Exercise requirements:
Search the records for "Vehicle" and copy each line that holds it.
─── Data to use
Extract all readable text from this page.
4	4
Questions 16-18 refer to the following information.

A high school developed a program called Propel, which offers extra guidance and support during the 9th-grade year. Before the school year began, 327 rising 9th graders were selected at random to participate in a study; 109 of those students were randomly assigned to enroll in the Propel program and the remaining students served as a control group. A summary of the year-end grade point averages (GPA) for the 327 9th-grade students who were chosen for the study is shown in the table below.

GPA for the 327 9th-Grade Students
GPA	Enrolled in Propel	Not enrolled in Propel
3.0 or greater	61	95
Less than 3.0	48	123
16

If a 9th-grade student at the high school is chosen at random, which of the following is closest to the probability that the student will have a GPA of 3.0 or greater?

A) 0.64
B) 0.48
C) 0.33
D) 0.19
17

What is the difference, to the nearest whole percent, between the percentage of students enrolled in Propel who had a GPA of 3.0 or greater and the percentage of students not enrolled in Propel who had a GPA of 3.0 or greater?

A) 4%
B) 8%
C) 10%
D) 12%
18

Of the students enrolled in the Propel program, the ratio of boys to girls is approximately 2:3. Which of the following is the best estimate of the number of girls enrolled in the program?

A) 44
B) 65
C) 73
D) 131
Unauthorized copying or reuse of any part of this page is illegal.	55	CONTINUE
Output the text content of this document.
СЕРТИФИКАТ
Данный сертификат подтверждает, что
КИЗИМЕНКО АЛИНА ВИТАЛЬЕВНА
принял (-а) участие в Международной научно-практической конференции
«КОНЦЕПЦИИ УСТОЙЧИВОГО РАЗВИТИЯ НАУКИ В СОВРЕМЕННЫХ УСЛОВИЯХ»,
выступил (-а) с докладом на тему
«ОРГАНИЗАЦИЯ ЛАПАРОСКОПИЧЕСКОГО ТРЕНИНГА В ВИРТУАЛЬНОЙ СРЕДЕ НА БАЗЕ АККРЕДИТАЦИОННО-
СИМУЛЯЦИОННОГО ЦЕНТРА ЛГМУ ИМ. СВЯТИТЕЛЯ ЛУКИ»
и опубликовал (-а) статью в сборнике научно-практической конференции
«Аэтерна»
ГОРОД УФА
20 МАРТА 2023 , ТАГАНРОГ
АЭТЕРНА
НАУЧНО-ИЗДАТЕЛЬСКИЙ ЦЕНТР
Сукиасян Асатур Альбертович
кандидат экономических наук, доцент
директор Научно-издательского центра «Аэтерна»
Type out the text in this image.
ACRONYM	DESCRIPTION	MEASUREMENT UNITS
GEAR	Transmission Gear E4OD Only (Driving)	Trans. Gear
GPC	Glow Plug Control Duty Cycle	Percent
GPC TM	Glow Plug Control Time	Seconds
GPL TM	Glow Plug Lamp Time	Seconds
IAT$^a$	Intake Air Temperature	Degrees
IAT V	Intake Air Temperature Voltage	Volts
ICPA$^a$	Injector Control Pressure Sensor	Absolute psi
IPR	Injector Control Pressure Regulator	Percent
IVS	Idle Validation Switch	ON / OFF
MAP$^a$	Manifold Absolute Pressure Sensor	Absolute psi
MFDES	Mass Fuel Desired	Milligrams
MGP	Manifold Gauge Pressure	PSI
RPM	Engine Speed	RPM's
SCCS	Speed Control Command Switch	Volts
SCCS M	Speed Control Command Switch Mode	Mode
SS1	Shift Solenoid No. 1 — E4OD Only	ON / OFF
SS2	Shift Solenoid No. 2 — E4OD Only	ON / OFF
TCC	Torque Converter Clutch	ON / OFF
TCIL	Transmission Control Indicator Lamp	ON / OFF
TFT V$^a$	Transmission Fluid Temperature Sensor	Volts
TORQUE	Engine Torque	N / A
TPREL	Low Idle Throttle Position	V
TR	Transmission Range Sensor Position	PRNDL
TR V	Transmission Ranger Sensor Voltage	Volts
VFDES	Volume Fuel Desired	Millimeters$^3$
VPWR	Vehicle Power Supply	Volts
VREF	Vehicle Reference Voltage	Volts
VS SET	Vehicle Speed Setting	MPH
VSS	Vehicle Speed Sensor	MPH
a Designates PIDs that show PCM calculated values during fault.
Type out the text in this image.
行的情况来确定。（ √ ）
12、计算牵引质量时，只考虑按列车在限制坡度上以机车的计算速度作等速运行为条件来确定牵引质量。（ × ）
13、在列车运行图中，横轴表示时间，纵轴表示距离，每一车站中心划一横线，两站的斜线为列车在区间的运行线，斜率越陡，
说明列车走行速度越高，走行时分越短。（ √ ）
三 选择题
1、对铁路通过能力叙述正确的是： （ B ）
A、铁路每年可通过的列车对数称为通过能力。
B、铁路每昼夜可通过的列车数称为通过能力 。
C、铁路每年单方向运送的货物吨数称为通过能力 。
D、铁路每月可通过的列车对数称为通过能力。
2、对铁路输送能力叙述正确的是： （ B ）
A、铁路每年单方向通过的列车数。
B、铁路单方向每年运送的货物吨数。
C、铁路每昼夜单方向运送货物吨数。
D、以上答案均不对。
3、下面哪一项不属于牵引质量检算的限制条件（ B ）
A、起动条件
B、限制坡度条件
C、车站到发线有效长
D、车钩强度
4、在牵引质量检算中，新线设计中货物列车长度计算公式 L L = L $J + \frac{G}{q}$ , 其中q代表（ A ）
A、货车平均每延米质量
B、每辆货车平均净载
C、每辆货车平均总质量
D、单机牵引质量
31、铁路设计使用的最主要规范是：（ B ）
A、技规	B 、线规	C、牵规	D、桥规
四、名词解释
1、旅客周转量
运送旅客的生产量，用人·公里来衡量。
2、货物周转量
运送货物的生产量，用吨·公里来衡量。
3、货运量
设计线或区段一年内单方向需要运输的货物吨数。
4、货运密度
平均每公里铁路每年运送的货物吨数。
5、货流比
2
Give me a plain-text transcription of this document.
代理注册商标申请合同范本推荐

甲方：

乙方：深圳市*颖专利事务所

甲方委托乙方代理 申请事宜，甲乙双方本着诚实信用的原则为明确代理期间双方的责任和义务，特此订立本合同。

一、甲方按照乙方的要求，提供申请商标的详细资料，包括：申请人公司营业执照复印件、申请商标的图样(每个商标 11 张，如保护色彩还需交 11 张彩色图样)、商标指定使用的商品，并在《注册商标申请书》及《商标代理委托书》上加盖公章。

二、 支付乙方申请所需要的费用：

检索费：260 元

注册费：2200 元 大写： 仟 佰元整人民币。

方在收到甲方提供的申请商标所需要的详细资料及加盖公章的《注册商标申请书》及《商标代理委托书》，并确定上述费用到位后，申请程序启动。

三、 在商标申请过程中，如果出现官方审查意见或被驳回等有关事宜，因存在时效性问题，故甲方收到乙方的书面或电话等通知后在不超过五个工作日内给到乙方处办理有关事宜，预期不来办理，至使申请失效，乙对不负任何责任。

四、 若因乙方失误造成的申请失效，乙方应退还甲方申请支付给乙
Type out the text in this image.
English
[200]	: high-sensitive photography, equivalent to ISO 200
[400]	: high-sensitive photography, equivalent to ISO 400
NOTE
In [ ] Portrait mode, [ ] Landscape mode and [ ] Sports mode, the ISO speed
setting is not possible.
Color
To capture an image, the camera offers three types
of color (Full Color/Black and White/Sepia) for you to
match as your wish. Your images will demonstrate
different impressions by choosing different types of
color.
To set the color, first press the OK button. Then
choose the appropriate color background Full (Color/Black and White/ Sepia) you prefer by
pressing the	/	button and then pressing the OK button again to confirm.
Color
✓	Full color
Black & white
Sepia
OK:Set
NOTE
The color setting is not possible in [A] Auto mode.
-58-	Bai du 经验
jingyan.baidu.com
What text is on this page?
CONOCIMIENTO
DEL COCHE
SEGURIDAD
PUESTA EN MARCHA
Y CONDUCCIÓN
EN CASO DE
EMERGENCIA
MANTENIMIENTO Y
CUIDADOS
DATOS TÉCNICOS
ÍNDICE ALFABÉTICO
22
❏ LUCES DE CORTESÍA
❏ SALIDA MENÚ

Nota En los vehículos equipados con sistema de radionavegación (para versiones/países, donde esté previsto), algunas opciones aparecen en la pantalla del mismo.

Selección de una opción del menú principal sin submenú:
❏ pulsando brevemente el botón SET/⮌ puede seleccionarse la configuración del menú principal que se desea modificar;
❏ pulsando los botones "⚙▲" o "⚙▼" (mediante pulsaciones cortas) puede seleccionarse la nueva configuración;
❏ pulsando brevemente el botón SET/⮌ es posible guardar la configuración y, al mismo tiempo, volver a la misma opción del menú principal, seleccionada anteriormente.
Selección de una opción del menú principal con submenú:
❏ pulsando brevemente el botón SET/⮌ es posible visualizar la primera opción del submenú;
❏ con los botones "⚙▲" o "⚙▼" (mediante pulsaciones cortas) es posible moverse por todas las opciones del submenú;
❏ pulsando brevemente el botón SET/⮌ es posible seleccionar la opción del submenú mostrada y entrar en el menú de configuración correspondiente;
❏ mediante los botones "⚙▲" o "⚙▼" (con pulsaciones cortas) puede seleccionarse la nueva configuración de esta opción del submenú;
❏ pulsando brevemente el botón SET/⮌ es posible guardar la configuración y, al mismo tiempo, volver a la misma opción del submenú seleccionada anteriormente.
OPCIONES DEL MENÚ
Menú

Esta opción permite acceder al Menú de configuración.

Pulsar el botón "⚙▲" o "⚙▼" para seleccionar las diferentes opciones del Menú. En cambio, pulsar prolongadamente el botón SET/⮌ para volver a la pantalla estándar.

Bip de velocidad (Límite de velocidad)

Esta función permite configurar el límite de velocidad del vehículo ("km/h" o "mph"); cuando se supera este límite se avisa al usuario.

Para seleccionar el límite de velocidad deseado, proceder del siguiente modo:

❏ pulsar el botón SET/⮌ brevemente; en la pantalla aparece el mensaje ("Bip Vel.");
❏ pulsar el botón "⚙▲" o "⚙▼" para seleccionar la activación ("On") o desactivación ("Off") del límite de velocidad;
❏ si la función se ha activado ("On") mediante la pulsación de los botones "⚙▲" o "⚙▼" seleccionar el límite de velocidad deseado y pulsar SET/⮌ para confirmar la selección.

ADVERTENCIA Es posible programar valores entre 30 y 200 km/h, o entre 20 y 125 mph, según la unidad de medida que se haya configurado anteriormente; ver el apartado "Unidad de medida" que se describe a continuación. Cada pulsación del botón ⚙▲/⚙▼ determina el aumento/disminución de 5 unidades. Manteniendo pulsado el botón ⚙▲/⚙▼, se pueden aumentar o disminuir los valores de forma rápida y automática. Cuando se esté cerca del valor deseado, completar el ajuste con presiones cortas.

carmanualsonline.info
──────
Solution for this problem:
VPWR	Vehicle Power Supply	Volts
VREF	Vehicle Reference Voltage	Volts
VS SET	Vehicle Speed Setting	MPH
VSS	Vehicle Speed Sensor	MPH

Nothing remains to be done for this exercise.